(Your instructions) Return all the entries exactly, keeping pictures out.

(Task inputs)
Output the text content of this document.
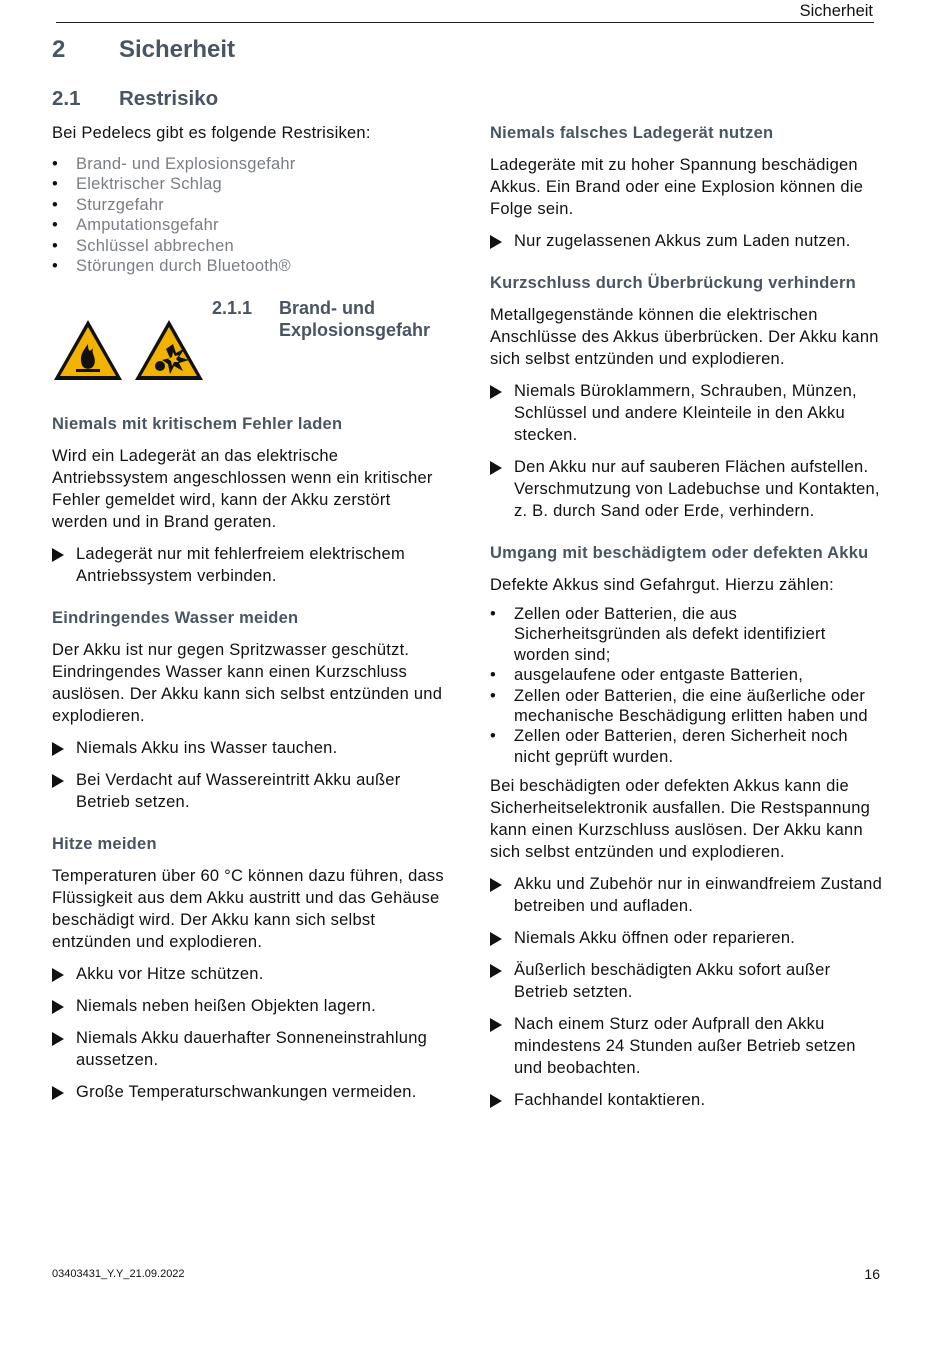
Sicherheit
2 Sicherheit
2.1 Restrisiko
2.1.1 Brand- und Explosionsgefahr

Bei Pedelecs gibt es folgende Restrisiken:

• Brand- und Explosionsgefahr
• Elektrischer Schlag
• Sturzgefahr
• Amputationsgefahr
• Schlüssel abbrechen
• Störungen durch Bluetooth®

Niemals mit kritischem Fehler laden

Wird ein Ladegerät an das elektrische Antriebssystem angeschlossen wenn ein kritischer Fehler gemeldet wird, kann der Akku zerstört werden und in Brand geraten.

Ladegerät nur mit fehlerfreiem elektrischem Antriebssystem verbinden.

Eindringendes Wasser meiden

Der Akku ist nur gegen Spritzwasser geschützt. Eindringendes Wasser kann einen Kurzschluss auslösen. Der Akku kann sich selbst entzünden und explodieren.

Niemals Akku ins Wasser tauchen.
Bei Verdacht auf Wassereintritt Akku außer Betrieb setzen.

Hitze meiden

Temperaturen über 60 °C können dazu führen, dass Flüssigkeit aus dem Akku austritt und das Gehäuse beschädigt wird. Der Akku kann sich selbst entzünden und explodieren.

Akku vor Hitze schützen.
Niemals neben heißen Objekten lagern.
Niemals Akku dauerhafter Sonneneinstrahlung aussetzen.
Große Temperaturschwankungen vermeiden.

Niemals falsches Ladegerät nutzen

Ladegeräte mit zu hoher Spannung beschädigen Akkus. Ein Brand oder eine Explosion können die Folge sein.

Nur zugelassenen Akkus zum Laden nutzen.

Kurzschluss durch Überbrückung verhindern

Metallgegenstände können die elektrischen Anschlüsse des Akkus überbrücken. Der Akku kann sich selbst entzünden und explodieren.

Niemals Büroklammern, Schrauben, Münzen, Schlüssel und andere Kleinteile in den Akku stecken.
Den Akku nur auf sauberen Flächen aufstellen. Verschmutzung von Ladebuchse und Kontakten, z. B. durch Sand oder Erde, verhindern.

Umgang mit beschädigtem oder defekten Akku

Defekte Akkus sind Gefahrgut. Hierzu zählen:

• Zellen oder Batterien, die aus Sicherheitsgründen als defekt identifiziert worden sind;
• ausgelaufene oder entgaste Batterien,
• Zellen oder Batterien, die eine äußerliche oder mechanische Beschädigung erlitten haben und
• Zellen oder Batterien, deren Sicherheit noch nicht geprüft wurden.

Bei beschädigten oder defekten Akkus kann die Sicherheitselektronik ausfallen. Die Restspannung kann einen Kurzschluss auslösen. Der Akku kann sich selbst entzünden und explodieren.

Akku und Zubehör nur in einwandfreiem Zustand betreiben und aufladen.
Niemals Akku öffnen oder reparieren.
Äußerlich beschädigten Akku sofort außer Betrieb setzten.
Nach einem Sturz oder Aufprall den Akku mindestens 24 Stunden außer Betrieb setzen und beobachten.
Fachhandel kontaktieren.
03403431_Y.Y_21.09.2022	16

(Completed task)
Output the text content of this document.
Sicherheit
2 Sicherheit
2.1 Restrisiko
2.1.1 Brand- und Explosionsgefahr

Bei Pedelecs gibt es folgende Restrisiken:

• Brand- und Explosionsgefahr
• Elektrischer Schlag
• Sturzgefahr
• Amputationsgefahr
• Schlüssel abbrechen
• Störungen durch Bluetooth®

Niemals mit kritischem Fehler laden

Wird ein Ladegerät an das elektrische Antriebssystem angeschlossen wenn ein kritischer Fehler gemeldet wird, kann der Akku zerstört werden und in Brand geraten.

Ladegerät nur mit fehlerfreiem elektrischem Antriebssystem verbinden.

Eindringendes Wasser meiden

Der Akku ist nur gegen Spritzwasser geschützt. Eindringendes Wasser kann einen Kurzschluss auslösen. Der Akku kann sich selbst entzünden und explodieren.

Niemals Akku ins Wasser tauchen.
Bei Verdacht auf Wassereintritt Akku außer Betrieb setzen.

Hitze meiden

Temperaturen über 60 °C können dazu führen, dass Flüssigkeit aus dem Akku austritt und das Gehäuse beschädigt wird. Der Akku kann sich selbst entzünden und explodieren.

Akku vor Hitze schützen.
Niemals neben heißen Objekten lagern.
Niemals Akku dauerhafter Sonneneinstrahlung aussetzen.
Große Temperaturschwankungen vermeiden.

Niemals falsches Ladegerät nutzen

Ladegeräte mit zu hoher Spannung beschädigen Akkus. Ein Brand oder eine Explosion können die Folge sein.

Nur zugelassenen Akkus zum Laden nutzen.

Kurzschluss durch Überbrückung verhindern

Metallgegenstände können die elektrischen Anschlüsse des Akkus überbrücken. Der Akku kann sich selbst entzünden und explodieren.

Niemals Büroklammern, Schrauben, Münzen, Schlüssel und andere Kleinteile in den Akku stecken.
Den Akku nur auf sauberen Flächen aufstellen. Verschmutzung von Ladebuchse und Kontakten, z. B. durch Sand oder Erde, verhindern.

Umgang mit beschädigtem oder defekten Akku

Defekte Akkus sind Gefahrgut. Hierzu zählen:

• Zellen oder Batterien, die aus Sicherheitsgründen als defekt identifiziert worden sind;
• ausgelaufene oder entgaste Batterien,
• Zellen oder Batterien, die eine äußerliche oder mechanische Beschädigung erlitten haben und
• Zellen oder Batterien, deren Sicherheit noch nicht geprüft wurden.

Bei beschädigten oder defekten Akkus kann die Sicherheitselektronik ausfallen. Die Restspannung kann einen Kurzschluss auslösen. Der Akku kann sich selbst entzünden und explodieren.

Akku und Zubehör nur in einwandfreiem Zustand betreiben und aufladen.
Niemals Akku öffnen oder reparieren.
Äußerlich beschädigten Akku sofort außer Betrieb setzten.
Nach einem Sturz oder Aufprall den Akku mindestens 24 Stunden außer Betrieb setzen und beobachten.
Fachhandel kontaktieren.
03403431_Y.Y_21.09.2022	16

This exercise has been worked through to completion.